Records to process.
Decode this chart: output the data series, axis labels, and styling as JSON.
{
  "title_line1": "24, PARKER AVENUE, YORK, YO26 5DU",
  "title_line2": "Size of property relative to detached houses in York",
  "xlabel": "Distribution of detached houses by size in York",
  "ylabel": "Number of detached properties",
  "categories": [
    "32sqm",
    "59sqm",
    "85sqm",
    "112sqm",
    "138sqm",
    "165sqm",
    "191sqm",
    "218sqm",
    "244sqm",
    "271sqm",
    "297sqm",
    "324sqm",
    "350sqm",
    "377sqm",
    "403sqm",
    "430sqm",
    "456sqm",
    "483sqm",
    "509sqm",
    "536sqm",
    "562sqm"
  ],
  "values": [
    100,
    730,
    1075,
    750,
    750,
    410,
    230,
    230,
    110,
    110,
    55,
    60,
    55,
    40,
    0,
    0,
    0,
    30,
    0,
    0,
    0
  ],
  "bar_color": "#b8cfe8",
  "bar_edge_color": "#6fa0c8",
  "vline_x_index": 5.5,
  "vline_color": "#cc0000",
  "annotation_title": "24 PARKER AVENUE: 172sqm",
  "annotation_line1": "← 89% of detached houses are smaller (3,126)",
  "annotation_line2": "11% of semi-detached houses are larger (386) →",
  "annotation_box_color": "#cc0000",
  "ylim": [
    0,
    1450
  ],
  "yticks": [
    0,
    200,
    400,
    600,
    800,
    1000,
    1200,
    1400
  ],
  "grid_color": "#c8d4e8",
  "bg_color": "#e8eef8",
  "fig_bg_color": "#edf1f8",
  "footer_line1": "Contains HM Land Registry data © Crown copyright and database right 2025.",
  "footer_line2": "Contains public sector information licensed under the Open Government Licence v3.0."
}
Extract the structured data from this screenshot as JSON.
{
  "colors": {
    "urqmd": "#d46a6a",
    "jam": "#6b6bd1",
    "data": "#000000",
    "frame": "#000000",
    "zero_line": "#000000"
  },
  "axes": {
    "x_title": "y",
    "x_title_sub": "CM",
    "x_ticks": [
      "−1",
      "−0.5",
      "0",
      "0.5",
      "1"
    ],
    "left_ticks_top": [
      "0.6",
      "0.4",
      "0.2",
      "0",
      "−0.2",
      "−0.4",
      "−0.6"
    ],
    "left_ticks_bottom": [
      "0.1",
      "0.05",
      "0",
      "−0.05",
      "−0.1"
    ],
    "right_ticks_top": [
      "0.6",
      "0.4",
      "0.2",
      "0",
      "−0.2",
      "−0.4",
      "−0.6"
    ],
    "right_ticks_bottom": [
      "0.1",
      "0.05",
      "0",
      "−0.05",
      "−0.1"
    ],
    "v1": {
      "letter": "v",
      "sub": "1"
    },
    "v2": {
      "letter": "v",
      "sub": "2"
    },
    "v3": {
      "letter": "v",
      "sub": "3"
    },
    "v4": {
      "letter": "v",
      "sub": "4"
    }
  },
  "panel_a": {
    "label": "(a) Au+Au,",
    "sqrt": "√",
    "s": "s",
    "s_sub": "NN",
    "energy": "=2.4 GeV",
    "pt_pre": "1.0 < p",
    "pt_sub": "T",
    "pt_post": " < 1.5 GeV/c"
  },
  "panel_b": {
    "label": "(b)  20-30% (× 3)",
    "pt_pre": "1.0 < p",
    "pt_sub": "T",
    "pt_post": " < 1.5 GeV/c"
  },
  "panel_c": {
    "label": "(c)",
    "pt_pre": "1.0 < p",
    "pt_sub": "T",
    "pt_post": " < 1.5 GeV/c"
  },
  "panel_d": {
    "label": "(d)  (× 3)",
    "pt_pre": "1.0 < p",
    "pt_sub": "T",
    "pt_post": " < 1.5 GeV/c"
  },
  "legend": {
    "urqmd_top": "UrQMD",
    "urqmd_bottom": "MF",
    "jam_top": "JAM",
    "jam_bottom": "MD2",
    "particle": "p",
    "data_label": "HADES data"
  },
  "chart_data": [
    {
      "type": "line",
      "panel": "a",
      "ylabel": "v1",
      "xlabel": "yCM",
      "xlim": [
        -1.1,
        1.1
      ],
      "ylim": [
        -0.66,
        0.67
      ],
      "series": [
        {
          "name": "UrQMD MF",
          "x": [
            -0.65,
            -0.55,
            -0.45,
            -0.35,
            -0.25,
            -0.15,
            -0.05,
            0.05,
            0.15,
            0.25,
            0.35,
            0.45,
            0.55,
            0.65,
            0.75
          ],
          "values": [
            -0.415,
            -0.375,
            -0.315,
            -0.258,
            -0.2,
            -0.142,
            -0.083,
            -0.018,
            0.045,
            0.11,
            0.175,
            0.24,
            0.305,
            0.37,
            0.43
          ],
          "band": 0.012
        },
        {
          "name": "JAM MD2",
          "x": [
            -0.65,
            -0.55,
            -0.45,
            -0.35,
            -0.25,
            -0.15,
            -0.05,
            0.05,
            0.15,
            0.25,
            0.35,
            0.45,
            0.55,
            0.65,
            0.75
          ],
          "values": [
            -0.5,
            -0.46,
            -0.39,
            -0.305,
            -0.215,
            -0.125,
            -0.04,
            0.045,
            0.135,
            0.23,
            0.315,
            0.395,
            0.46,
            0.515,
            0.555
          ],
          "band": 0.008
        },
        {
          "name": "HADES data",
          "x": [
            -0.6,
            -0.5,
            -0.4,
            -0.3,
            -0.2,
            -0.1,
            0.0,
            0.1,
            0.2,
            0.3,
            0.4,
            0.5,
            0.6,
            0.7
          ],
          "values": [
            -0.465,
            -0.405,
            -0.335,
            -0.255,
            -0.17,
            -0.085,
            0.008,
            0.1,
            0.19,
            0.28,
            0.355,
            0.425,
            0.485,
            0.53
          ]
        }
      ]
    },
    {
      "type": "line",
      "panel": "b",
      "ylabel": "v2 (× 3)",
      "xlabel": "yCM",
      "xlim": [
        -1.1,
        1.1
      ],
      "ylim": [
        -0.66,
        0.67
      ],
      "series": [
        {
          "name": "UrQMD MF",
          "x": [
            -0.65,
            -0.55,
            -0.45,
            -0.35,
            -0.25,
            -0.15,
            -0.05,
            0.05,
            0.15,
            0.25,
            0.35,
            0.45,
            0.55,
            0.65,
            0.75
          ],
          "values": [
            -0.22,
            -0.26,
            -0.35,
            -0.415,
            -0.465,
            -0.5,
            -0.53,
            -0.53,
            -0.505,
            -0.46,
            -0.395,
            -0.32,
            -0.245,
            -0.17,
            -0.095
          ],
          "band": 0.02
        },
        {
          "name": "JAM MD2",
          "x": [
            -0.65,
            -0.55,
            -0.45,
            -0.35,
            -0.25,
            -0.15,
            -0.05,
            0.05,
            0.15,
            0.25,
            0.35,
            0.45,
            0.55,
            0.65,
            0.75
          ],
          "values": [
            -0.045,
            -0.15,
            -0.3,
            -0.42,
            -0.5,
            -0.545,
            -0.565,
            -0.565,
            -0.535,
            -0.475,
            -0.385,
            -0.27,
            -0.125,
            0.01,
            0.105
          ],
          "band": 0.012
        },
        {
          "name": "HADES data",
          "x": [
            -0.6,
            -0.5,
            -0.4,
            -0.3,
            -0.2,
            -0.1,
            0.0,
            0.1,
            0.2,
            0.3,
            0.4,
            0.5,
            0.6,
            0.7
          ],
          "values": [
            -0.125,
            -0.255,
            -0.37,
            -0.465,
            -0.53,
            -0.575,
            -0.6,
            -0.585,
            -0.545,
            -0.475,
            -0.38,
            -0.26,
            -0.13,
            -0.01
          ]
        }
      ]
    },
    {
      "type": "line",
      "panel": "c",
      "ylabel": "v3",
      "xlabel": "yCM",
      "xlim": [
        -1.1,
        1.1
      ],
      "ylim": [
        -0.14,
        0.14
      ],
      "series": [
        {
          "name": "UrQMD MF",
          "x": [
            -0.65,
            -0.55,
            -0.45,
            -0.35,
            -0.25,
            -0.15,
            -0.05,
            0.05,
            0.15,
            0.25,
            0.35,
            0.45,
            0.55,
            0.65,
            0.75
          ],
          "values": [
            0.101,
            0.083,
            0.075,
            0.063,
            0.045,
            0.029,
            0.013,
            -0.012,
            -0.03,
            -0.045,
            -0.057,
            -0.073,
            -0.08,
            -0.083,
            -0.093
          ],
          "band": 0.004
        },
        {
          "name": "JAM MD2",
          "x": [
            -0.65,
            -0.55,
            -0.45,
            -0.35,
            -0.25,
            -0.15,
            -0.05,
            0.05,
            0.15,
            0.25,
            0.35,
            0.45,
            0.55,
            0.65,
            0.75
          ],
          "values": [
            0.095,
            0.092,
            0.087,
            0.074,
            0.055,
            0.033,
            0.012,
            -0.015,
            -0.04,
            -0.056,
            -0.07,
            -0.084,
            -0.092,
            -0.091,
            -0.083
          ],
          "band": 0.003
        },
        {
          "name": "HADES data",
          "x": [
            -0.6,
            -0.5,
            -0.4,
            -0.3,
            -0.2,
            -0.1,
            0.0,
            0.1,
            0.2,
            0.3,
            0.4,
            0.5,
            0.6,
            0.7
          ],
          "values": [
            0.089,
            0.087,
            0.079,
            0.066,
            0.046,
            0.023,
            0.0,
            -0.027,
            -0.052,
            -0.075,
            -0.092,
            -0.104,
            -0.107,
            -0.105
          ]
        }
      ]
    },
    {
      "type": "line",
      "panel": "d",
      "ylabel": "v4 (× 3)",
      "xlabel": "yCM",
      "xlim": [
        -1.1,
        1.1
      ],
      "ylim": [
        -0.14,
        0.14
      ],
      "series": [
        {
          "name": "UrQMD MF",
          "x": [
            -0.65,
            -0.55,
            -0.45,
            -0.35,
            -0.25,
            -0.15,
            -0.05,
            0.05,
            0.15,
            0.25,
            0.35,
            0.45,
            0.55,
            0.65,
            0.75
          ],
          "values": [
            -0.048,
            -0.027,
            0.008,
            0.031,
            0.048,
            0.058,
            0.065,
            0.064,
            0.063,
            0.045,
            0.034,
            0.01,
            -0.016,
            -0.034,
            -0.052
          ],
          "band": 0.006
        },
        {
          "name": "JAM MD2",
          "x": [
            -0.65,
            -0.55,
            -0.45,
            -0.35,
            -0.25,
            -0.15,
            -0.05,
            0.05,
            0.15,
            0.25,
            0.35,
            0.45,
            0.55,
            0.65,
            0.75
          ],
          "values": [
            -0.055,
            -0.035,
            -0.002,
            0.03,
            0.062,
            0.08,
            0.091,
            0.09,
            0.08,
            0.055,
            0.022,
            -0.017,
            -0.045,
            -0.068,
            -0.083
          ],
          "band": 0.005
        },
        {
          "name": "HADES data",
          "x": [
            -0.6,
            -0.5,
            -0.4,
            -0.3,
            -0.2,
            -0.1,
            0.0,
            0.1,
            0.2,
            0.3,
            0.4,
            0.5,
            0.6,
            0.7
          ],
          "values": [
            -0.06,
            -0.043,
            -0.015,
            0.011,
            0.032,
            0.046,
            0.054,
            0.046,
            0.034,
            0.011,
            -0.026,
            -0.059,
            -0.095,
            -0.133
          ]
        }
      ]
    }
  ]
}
==
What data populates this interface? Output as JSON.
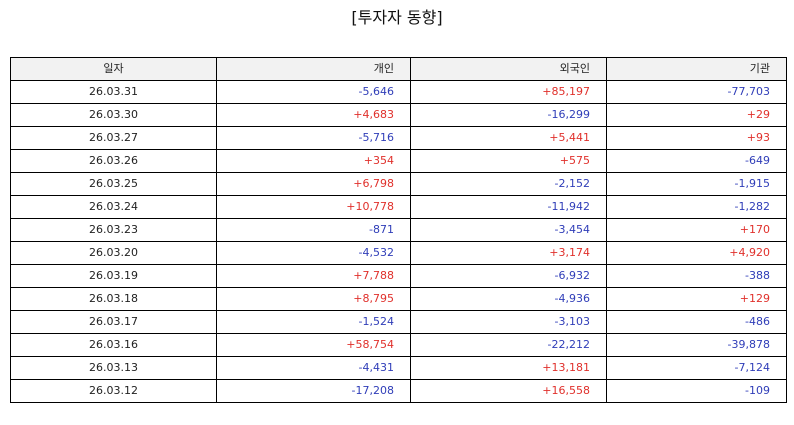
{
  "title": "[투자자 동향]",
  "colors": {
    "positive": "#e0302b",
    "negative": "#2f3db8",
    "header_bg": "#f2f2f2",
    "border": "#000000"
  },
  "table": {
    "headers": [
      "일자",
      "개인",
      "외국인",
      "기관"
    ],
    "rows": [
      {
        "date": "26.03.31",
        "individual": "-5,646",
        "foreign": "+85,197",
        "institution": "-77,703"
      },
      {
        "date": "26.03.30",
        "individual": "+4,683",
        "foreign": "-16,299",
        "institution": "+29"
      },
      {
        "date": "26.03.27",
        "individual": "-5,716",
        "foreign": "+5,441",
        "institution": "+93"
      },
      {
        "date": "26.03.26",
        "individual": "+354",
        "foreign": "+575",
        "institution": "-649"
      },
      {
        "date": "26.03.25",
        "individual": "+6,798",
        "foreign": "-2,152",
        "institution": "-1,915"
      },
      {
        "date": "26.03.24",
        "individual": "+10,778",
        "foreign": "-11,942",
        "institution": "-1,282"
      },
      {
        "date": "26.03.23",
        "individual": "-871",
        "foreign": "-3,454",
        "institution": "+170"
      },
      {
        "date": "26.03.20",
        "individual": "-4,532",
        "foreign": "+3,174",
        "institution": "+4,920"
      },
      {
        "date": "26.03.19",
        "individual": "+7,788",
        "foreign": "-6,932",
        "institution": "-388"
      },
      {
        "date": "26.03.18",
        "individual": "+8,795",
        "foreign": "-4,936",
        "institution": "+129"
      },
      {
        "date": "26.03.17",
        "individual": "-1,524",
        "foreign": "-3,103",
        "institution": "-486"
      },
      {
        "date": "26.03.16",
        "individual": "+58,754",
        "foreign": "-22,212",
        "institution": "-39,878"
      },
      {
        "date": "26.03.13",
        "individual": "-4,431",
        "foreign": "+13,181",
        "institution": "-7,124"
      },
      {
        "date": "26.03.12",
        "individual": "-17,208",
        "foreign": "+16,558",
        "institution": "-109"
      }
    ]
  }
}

Written task.
Copy each line of the preceding data that contains the string "JSON".

Task output.
Decode this chart: output the data series, axis labels, and styling as JSON.
Extract the structured data from this screenshot as JSON.
What data populates this interface? Output as JSON.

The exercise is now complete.